◆ **Exercise details**
Your task is to copy each line that has the word "rabbit".
+-------+
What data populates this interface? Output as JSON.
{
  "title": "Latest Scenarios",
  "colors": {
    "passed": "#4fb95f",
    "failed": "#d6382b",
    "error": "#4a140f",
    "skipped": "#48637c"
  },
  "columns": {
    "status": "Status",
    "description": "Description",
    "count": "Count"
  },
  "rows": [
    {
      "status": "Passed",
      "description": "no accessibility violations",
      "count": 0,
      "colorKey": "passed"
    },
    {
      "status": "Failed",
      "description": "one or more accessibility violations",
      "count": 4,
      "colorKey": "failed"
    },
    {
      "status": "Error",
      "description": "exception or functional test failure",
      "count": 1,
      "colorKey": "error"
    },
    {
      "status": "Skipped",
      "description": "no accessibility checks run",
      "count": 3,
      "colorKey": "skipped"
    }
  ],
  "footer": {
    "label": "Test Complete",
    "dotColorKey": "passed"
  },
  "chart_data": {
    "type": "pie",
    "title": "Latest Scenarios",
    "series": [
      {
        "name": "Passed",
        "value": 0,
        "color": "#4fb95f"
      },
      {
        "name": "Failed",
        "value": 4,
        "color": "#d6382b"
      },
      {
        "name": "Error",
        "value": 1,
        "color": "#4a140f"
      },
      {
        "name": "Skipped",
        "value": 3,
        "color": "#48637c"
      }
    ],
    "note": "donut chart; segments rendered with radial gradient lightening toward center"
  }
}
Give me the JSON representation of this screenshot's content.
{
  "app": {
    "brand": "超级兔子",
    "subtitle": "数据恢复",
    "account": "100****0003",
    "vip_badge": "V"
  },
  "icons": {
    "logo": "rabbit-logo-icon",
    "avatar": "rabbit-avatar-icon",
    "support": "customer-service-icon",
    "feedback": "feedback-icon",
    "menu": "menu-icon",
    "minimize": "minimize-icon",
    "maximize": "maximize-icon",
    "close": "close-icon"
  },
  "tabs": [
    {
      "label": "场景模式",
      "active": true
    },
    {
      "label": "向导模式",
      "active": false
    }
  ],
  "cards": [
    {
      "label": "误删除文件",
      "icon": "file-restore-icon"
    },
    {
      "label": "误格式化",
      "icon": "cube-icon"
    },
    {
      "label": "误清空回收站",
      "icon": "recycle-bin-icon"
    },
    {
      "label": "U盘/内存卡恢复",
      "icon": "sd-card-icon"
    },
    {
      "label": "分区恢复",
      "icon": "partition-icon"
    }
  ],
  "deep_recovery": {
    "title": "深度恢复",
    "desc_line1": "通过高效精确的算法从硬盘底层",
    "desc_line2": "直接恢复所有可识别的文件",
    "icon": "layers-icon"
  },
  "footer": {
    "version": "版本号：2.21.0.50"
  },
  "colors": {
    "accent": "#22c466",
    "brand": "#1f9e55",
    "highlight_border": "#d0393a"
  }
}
+-------+
◆ **Finished exercise**
    "logo": "rabbit-logo-icon",
    "avatar": "rabbit-avatar-icon",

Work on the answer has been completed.